Text section
=-=-=-=-=

Peter Espeut | A more genuine Christmas this year
Christmas belongs to Christians, who created the feast to celebrate the great mystery of the Incarnation. The idea that God could take on flesh and become human is unthinkable to the Jewish mind: God – pure spirit – was “wholly other” to fleshy humanity. How could the creator who existed above matter (transcendence) actually become part of his creation (immanence)?
Worse: how could God – the author of all life – die? If God becoming human was an illogical contradiction, the execution of God by humanity was pure poppycock and nonsense! Paul of Tarsus – that great Jewish scholar and Pharisee – put it well: “we preach Christ crucified, a stumbling block to the Jews and foolishness to the Gentiles”.
The biblical doctrine of the Incarnation [“The Word became flesh and dwelt amongst us” (John 1:14)] has indeed been a stumbling block for centuries. Just as there are many who deny that Jesus is true God, there are even more who do not believe that he is true man. Those many who teach that human beings are fundamentally evil, with carnal minds, could never believe that Jesus is genuinely human; they believe that his humanity is overpowered by his divinity and, therefore, he is not really human like us.

=-=-=-=-=

Set problem 1
List every word or reference that appears inside parentheses in the text on Christmas.
Set problem 2
From the rows, copy the lines between the one holding "196, 43, 220]" and the one holding "7, 537, 27]", inclusive.

=-=-=-=-=

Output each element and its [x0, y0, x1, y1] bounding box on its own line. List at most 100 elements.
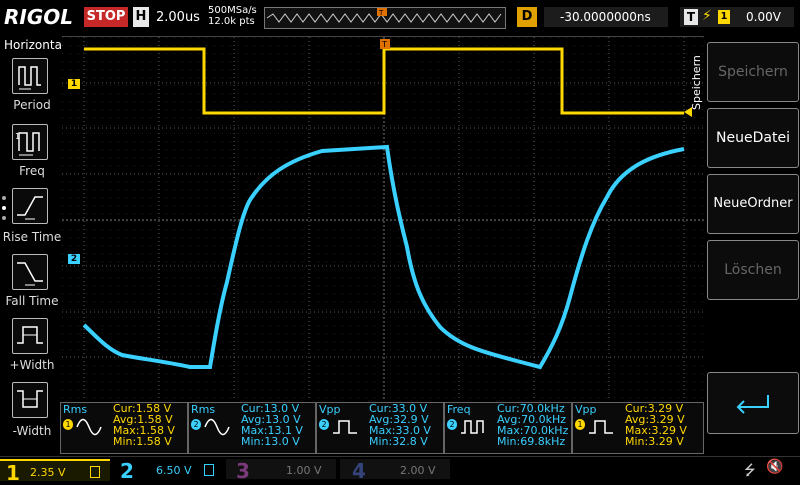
rise-time-icon	[17, 196, 43, 220]
pos-width-label: +Width	[9, 358, 55, 372]
vpp-icon	[333, 420, 357, 434]
left-panel-title: Horizontal	[4, 38, 66, 52]
measurement-values: Cur:70.0kHz Avg:70.0kHz Max:70.0kHz Min:…	[497, 403, 568, 447]
freq-label: Freq	[19, 164, 45, 178]
delay-label: D	[517, 7, 537, 27]
channel-badge: 2	[319, 419, 329, 430]
measurement-freq-ch2[interactable]: Freq 2 Cur:70.0kHz Avg:70.0kHz Max:70.0k…	[444, 402, 572, 454]
measurement-strip: Rms 1 Cur:1.58 V Avg:1.58 V Max:1.58 V M…	[60, 400, 704, 454]
measurement-name: Freq	[447, 403, 471, 416]
trigger-source-badge: 1	[718, 10, 730, 24]
ch2-scale: 6.50 V	[156, 464, 192, 477]
trigger-edge-icon: ⚡	[702, 8, 712, 24]
value-min: Min:69.8kHz	[497, 435, 566, 448]
fall-time-label: Fall Time	[5, 294, 59, 308]
sine-icon	[76, 418, 102, 436]
ch2-tab[interactable]: 2 6.50 V	[112, 459, 222, 483]
sample-rate: 500MSa/s	[208, 5, 257, 16]
new-folder-button[interactable]: NeueOrdner	[707, 174, 799, 234]
memory-points: 12.0k pts	[208, 16, 255, 27]
top-status-bar: RIGOL STOP H 2.00us 500MSa/s 12.0k pts T…	[0, 0, 800, 36]
memory-overview[interactable]: T	[264, 7, 506, 29]
measurement-vpp-ch1[interactable]: Vpp 1 Cur:3.29 V Avg:3.29 V Max:3.29 V M…	[572, 402, 704, 454]
page-dot	[2, 216, 6, 220]
rise-time-button[interactable]	[12, 188, 48, 224]
period-label: Period	[13, 98, 51, 112]
ch1-tab[interactable]: 1 2.35 V	[0, 459, 110, 485]
measurement-values: Cur:1.58 V Avg:1.58 V Max:1.58 V Min:1.5…	[113, 403, 175, 447]
trigger-level: 0.00V	[746, 10, 781, 24]
value-min: Min:1.58 V	[113, 435, 172, 448]
memory-waveform-icon: T	[266, 8, 502, 23]
waveform-graticule: T	[62, 37, 704, 401]
measurement-values: Cur:13.0 V Avg:13.0 V Max:13.1 V Min:13.…	[241, 403, 303, 447]
return-button[interactable]	[707, 372, 799, 434]
sine-icon	[204, 418, 230, 436]
ch3-scale: 1.00 V	[286, 464, 322, 477]
measurement-name: Vpp	[575, 403, 597, 416]
ch4-tab[interactable]: 4 2.00 V	[340, 459, 450, 483]
timebase-value[interactable]: 2.00us	[156, 10, 200, 25]
period-icon	[18, 66, 41, 90]
measurement-name: Rms	[63, 403, 88, 416]
page-dot	[2, 196, 6, 200]
measurement-values: Cur:33.0 V Avg:32.9 V Max:33.0 V Min:32.…	[369, 403, 431, 447]
frequency-icon: 1	[15, 132, 40, 156]
rise-time-label: Rise Time	[2, 230, 62, 244]
sample-info: 500MSa/s 12.0k pts	[208, 5, 257, 27]
measurement-name: Rms	[191, 403, 216, 416]
measurement-rms-ch2[interactable]: Rms 2 Cur:13.0 V Avg:13.0 V Max:13.1 V M…	[188, 402, 316, 454]
ch1-number: 1	[6, 461, 20, 485]
channel-badge: 2	[447, 419, 457, 430]
ch2-number: 2	[120, 459, 134, 483]
value-min: Min:32.8 V	[369, 435, 428, 448]
measurement-vpp-ch2[interactable]: Vpp 2 Cur:33.0 V Avg:32.9 V Max:33.0 V M…	[316, 402, 444, 454]
ch1-scale: 2.35 V	[30, 466, 66, 479]
measurement-values: Cur:3.29 V Avg:3.29 V Max:3.29 V Min:3.2…	[625, 403, 687, 447]
ch3-tab[interactable]: 3 1.00 V	[226, 459, 336, 483]
delete-button[interactable]: Löschen	[707, 240, 799, 300]
ch2-coupling-icon	[204, 464, 214, 476]
freq-button[interactable]: 1	[12, 124, 48, 160]
brand-logo: RIGOL	[4, 5, 74, 29]
ch1-coupling-icon	[90, 466, 100, 478]
trigger-position-marker: T	[381, 40, 387, 49]
fall-time-button[interactable]	[12, 254, 48, 290]
new-file-button[interactable]: NeueDatei	[707, 108, 799, 168]
page-dot-active	[2, 206, 6, 210]
trigger-info[interactable]: T ⚡ 1 0.00V	[680, 7, 794, 27]
return-arrow-icon	[736, 395, 769, 414]
value-min: Min:13.0 V	[241, 435, 300, 448]
save-button[interactable]: Speichern	[707, 42, 799, 102]
ch4-scale: 2.00 V	[400, 464, 436, 477]
trigger-marker-small: T	[378, 9, 384, 17]
frequency-icon	[461, 420, 484, 434]
delay-value[interactable]: -30.0000000ns	[544, 7, 668, 27]
measurement-rms-ch1[interactable]: Rms 1 Cur:1.58 V Avg:1.58 V Max:1.58 V M…	[60, 402, 188, 454]
usb-icon: ⭍	[744, 463, 756, 479]
save-menu-header-text: Speichern	[690, 55, 703, 110]
svg-text:1: 1	[15, 132, 20, 141]
ch4-number: 4	[352, 459, 366, 483]
value-min: Min:3.29 V	[625, 435, 684, 448]
positive-width-icon	[17, 326, 43, 344]
fall-time-icon	[17, 262, 43, 286]
pos-width-button[interactable]	[12, 318, 48, 354]
period-button[interactable]	[12, 58, 48, 94]
vpp-icon	[589, 420, 613, 434]
channel-badge: 2	[191, 419, 201, 430]
waveform-display[interactable]: T 1 2	[62, 36, 704, 405]
negative-width-icon	[17, 390, 43, 408]
channel-badge: 1	[575, 419, 585, 430]
ch2-offset-marker[interactable]: 2	[68, 254, 80, 264]
channel-bar: 1 2.35 V 2 6.50 V 3 1.00 V 4 2.00 V ⭍ 🔇	[0, 456, 800, 485]
speaker-muted-icon[interactable]: 🔇	[766, 459, 783, 475]
run-stop-button[interactable]: STOP	[84, 7, 128, 27]
save-menu-header: Speichern	[688, 40, 704, 120]
trigger-label: T	[684, 9, 698, 25]
ch1-offset-marker[interactable]: 1	[68, 79, 80, 89]
neg-width-button[interactable]	[12, 382, 48, 418]
channel-badge: 1	[63, 419, 73, 430]
measurement-name: Vpp	[319, 403, 341, 416]
timebase-label: H	[133, 7, 149, 27]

=-=-=-=-=

Right answer 1
transcendence
immanence
John 1:14

Right answer 2
rise-time-icon	[17, 196, 43, 220]
pos-width-label: +Width	[9, 358, 55, 372]
vpp-icon	[333, 420, 357, 434]
left-panel-title: Horizontal	[4, 38, 66, 52]
measurement-values: Cur:70.0kHz Avg:70.0kHz Max:70.0kHz Min:…	[497, 403, 568, 447]
freq-label: Freq	[19, 164, 45, 178]
delay-label: D	[517, 7, 537, 27]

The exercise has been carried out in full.